TEXTO EXTRAÍDO:
Sin embargo, y en medio del drama cotidiano que hace que cientos de miles de ancianos y ancianas no tengan un sistema de protección, siempre me han impactado los casos de personas que le dieron dignidad al país. Y entre ellos, el caso de mi profesora de infancia la que enseñó y alfabetizó miles y miles de niños y niñas, entre ellos yo, la profe.

Catalina como solíamos llamarle, la que se empeñaba cada día por nuestra educación, quien no se limitó sólo a servirnos de maestra, sino a convertirse entre nosotros en una segunda madre, creo que todos los niños y niñas de mi generación, del ensanche La Paz, pasamos por donde la profe Calatina. Era una profesora completa, una mujer entregada a la educación por vocación, por amor y pasión a su trabajo, y con un gran sentido de autoridad y respeto en el sector. Su gran interés y empeño era que cuando saliéramos de su escuela mostrar con orgullo que ella nos alfabetizó, quien al final de sus días no contó con el mínimo reconocimiento, y desde su espacio que cada día que pasaba se reducía más, debido a su precaria situación económica, y murió en ese diminuto espacio, cuidada por sus hijos y por los tantos que pasamos por sus vidas en su trayectoria de educadora. Hoy profe después de tu partida, recuerdo más claro la diferencia entre la V de vanidad y la B de burro. A Duba, otra digna mujer del barrio que educó sus cuatro hijos trabajando de sol a sol, tenía como única profesión sus dos manos y el gran deseo de darles a ellos la educación que ella no pudo tener y la profesión que no pudo hacer. Hoy dos de ellas dignas mujeres, una gran médica, la doctora Luisa García; la otra miembro del Ministerio Público, y las dos desempeñándose en sus profesiones con una dignidad incuestionable, pero menos no podían ser con el solo hecho de ser hijas de esa señora que las educó, ejemplo de solidaridad, y amistad en el barrio. Aún recuerdo dentro de estas mujeres de mi barrio a Elmeira, quien se pasó la vida planchando para educar a su hijo, un hoy gran ingeniero y hombre de éxito; a Doña Mamita, otra mujer ejemplar, a quien vi desde niña pasando por el frente de mi casa a esperar el transporte que la pasaba a buscar para llegar a su trabajo, y madre del más recordado de mis amigos de infancia: Reinaldo Montero, en cuya casa nos reuníamos a escondidas para leer Vanguardia del Pueblo. Hoy también es un hombre de éxito en todos los aspectos de su vida, y un próspero empresario radicado en Boston hace más de 15 años. Y por qué no, a mi madre Rayita Vargas, el ejemplo de trabajo y dignidad en el barrio.

 Y entre todas estas mujeres podría mencionar muchísimas más. Esas dignas mujeres se pasaron la vida trabajando, y hoy esperan únicamente cosechar lo que sembraron en sus familias. Junto a este grupo encontramos aquellas mujeres públicas que aportaron a República Dominicana en las artes, saberes, investigaciones, vidas enteras de labores; en los deportes, mujeres que incansablemente se dedicaron a construir un país y hoy tienen que vivir de aprietos, de caridad, de angustias, y a menudo de tragedias. En esas listas interminables encontramos a los miles de profesionales independientes que, por los azares de la vida, no cotizaron, no pueden cotizar, bien sea porque pensaron que los buenos tiempos siempre estarían acompañándolos o porque sus ingresos no les permitían sino vivir el día a día.

Por ejemplo, yo pensionaría con honor a aquellas que por pertenecer a una generación no encontraron incentivos para cotizar.

Podría citar muchos. El siglo XX no hubiera debido dejar ese bache vergonzoso para toda una generación que trabajó duro y que recibe por única recompensa un final de vida azarosa, cuando la jubilación debería ser sinónimo de un descanso activo, de dignidad, de serenidad y de dedicación, por fin, a lo que más se desea y aspira. Mientras estos padres de la patria pretenden una lujosa pensión, a esta hora hay personas que no saben cómo abordar el día a día, sin entender porqué después de tantos caminos recorridos hoy están por el suelo.

TAREAS A REALIZAR:
A. Responde estas preguntas según el texto extraído:
(i) ¿Qué hizo Elmeira toda su vida para educar a su hijo?
(ii) ¿En qué ciudad vive Reinaldo Montero y desde hace cuánto tiempo?
(iii) ¿A quiénes pensionaría con honor quien escribe?
B. Según el texto extraído, ¿de qué debería ser sinónimo la jubilación? Enumera todo lo que menciona.

[Entradas de la colección]

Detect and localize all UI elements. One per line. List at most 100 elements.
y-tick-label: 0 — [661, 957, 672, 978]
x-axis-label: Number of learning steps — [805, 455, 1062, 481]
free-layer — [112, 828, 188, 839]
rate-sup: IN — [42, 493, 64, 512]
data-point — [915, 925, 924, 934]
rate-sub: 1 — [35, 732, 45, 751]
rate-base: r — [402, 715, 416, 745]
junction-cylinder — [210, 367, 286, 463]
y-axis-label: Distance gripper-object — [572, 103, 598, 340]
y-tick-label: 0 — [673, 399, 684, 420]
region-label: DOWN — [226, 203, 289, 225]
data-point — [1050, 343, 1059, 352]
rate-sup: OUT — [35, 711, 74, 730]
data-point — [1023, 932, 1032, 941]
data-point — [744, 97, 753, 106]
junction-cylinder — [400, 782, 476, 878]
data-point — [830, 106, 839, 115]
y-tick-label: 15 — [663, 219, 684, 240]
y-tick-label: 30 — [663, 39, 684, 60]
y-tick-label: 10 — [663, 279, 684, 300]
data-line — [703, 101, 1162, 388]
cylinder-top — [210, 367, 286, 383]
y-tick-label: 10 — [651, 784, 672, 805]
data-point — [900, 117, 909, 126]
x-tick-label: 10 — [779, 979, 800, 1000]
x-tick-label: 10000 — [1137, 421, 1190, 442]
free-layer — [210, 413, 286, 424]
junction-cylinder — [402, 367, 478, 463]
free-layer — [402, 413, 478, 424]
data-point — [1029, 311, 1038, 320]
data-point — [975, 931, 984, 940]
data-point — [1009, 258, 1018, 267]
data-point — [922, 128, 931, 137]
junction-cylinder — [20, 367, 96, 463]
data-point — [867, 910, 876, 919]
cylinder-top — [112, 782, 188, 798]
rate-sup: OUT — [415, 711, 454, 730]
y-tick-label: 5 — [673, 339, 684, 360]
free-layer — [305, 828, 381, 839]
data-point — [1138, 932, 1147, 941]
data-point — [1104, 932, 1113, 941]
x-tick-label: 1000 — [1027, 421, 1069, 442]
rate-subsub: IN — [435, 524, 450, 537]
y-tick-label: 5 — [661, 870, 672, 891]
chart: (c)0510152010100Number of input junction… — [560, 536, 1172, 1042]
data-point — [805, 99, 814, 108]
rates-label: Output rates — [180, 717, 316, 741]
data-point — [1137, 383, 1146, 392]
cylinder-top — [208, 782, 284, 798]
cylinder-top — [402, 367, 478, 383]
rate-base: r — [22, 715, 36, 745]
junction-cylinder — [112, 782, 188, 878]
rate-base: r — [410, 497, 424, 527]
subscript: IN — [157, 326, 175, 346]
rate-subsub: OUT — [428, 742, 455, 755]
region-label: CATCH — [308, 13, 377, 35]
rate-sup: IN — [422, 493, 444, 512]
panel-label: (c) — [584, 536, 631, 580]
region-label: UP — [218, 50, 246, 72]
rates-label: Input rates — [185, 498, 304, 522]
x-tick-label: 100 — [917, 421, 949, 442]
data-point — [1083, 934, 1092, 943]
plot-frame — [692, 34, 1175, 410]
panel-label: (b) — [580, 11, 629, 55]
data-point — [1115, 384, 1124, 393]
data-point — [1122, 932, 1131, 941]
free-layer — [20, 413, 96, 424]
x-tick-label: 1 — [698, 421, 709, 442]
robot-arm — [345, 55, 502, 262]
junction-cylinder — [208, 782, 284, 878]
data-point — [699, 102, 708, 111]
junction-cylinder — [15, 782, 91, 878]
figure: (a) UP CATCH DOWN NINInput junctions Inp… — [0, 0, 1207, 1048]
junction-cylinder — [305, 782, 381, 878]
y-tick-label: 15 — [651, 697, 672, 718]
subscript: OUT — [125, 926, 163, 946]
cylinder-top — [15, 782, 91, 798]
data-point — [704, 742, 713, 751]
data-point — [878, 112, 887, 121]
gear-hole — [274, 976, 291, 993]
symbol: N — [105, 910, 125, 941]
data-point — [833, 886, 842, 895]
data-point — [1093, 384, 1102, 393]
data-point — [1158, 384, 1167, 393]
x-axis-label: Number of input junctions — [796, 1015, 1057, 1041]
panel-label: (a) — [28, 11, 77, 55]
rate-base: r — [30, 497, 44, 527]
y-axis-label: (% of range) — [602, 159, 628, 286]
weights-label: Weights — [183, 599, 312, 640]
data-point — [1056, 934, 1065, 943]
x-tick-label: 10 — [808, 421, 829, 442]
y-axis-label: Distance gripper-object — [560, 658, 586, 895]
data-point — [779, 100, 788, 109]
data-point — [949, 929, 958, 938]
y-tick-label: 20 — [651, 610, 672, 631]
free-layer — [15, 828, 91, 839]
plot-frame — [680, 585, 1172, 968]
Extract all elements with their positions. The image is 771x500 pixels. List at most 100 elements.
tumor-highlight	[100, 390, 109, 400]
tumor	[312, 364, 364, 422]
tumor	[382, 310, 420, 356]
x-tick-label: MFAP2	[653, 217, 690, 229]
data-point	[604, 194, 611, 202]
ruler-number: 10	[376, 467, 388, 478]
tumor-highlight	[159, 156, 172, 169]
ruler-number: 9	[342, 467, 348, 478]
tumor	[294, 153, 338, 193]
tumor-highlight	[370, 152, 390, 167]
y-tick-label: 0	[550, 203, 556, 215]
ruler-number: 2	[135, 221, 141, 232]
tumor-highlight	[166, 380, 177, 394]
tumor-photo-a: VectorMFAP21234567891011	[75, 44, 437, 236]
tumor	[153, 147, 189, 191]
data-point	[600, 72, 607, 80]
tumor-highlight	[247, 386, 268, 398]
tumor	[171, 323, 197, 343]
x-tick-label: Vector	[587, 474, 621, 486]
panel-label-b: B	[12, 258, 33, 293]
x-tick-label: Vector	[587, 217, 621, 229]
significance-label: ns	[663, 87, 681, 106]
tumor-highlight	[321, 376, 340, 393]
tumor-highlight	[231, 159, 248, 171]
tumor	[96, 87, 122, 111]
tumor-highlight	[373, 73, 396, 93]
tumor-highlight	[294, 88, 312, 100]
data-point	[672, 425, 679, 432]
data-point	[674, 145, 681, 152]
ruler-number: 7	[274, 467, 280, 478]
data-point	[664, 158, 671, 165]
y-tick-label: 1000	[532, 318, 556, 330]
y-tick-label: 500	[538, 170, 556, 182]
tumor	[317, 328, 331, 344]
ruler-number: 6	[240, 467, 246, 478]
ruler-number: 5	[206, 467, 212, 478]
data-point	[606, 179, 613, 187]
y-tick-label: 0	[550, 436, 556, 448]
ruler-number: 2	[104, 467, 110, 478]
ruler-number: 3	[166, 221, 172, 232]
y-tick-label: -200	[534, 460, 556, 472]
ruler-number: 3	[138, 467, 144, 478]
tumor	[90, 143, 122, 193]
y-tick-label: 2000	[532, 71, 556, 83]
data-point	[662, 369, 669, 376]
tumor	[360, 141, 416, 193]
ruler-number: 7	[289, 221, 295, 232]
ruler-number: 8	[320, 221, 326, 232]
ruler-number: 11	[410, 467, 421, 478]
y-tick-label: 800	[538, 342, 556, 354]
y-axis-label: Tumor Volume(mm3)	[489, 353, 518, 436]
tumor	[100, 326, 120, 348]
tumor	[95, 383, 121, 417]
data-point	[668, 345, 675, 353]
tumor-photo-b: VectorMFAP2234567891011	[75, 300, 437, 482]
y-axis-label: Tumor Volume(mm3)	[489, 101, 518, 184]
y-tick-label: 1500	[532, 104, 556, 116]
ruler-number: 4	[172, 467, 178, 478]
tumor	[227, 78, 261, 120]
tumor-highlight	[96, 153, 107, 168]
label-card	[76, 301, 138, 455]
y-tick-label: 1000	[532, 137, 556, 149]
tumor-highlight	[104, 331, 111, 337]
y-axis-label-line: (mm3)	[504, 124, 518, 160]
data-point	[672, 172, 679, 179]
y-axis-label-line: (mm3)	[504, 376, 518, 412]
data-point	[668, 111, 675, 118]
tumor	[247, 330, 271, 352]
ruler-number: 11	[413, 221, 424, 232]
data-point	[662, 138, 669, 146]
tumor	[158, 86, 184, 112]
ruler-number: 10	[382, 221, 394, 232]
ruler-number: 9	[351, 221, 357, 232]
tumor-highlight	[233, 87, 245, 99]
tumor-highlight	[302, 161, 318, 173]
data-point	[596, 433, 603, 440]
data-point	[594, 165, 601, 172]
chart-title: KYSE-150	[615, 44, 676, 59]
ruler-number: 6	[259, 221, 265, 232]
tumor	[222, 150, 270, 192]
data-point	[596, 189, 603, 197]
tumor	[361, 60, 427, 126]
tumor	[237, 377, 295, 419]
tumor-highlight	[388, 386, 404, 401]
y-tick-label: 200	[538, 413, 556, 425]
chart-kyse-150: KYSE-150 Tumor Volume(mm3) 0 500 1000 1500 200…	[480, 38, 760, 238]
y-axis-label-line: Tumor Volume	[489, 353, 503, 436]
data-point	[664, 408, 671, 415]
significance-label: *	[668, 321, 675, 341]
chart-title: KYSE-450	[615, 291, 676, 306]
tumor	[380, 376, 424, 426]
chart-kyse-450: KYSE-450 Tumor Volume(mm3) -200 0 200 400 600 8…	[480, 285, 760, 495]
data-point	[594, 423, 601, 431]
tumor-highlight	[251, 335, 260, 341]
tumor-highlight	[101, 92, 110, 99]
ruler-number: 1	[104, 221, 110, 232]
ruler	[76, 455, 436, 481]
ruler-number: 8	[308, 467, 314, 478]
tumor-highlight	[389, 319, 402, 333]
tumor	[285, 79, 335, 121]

RESPUESTAS:
A.
(i) Se pasó la vida planchando.
(ii) En Boston, desde hace más de 15 años.
(iii) A aquellas que, por pertenecer a una generación, no encontraron incentivos para cotizar.

B.
- Un descanso activo
- Dignidad
- Serenidad
- Dedicación, por fin, a lo que más se desea y aspira